Problem:
Pick every line from the data that holds the word "Strip".

-------- Data in this exercise

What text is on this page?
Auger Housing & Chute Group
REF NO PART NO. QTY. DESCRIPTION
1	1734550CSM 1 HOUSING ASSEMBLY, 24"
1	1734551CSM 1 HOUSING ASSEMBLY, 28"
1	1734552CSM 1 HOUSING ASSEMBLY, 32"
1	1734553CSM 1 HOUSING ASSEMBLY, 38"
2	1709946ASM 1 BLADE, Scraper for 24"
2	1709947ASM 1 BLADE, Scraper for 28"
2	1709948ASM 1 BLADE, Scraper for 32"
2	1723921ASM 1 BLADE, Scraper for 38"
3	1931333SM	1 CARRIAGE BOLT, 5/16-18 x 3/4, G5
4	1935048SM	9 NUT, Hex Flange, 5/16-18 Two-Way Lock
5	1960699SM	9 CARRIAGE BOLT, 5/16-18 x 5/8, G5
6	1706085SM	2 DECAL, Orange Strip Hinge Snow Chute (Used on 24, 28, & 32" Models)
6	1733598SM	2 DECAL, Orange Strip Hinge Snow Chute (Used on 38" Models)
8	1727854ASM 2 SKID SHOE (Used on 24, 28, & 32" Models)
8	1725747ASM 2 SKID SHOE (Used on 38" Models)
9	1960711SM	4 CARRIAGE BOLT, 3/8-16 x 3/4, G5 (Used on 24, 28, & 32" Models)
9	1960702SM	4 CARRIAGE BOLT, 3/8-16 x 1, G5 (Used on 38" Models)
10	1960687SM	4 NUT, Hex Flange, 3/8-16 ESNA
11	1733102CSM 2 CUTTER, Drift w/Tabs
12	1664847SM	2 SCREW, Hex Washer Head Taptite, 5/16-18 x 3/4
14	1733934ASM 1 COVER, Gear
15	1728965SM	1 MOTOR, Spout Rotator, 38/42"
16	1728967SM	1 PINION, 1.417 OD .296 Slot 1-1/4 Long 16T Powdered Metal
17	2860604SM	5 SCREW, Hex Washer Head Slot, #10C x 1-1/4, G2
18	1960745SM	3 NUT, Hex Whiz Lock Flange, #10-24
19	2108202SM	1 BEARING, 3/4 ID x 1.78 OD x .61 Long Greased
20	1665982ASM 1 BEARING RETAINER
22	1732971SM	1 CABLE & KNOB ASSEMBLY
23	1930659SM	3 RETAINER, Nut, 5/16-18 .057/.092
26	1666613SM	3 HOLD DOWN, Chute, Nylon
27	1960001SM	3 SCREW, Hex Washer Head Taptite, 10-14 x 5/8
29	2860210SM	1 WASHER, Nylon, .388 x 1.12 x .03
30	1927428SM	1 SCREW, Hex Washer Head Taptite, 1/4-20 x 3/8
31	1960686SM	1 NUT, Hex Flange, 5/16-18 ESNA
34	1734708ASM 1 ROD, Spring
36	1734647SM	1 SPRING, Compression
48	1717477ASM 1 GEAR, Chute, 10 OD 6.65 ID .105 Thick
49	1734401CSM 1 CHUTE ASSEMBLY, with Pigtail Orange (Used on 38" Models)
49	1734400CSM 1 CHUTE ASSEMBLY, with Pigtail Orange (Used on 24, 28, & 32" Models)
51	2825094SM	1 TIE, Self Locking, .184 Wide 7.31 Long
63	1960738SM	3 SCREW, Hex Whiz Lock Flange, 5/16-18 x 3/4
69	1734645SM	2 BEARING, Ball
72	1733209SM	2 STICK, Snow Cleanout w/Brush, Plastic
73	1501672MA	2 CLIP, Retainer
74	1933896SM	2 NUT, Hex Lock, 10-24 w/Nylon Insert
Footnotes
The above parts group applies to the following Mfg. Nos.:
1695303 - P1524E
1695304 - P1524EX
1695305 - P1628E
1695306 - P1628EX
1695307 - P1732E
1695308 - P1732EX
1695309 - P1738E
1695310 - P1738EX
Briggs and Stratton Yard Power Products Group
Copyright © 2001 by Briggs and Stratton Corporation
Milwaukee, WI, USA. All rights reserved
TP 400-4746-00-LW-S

----------------

Result of this task:
6	1706085SM	2 DECAL, Orange Strip Hinge Snow Chute (Used on 24, 28, & 32" Models)
6	1733598SM	2 DECAL, Orange Strip Hinge Snow Chute (Used on 38" Models)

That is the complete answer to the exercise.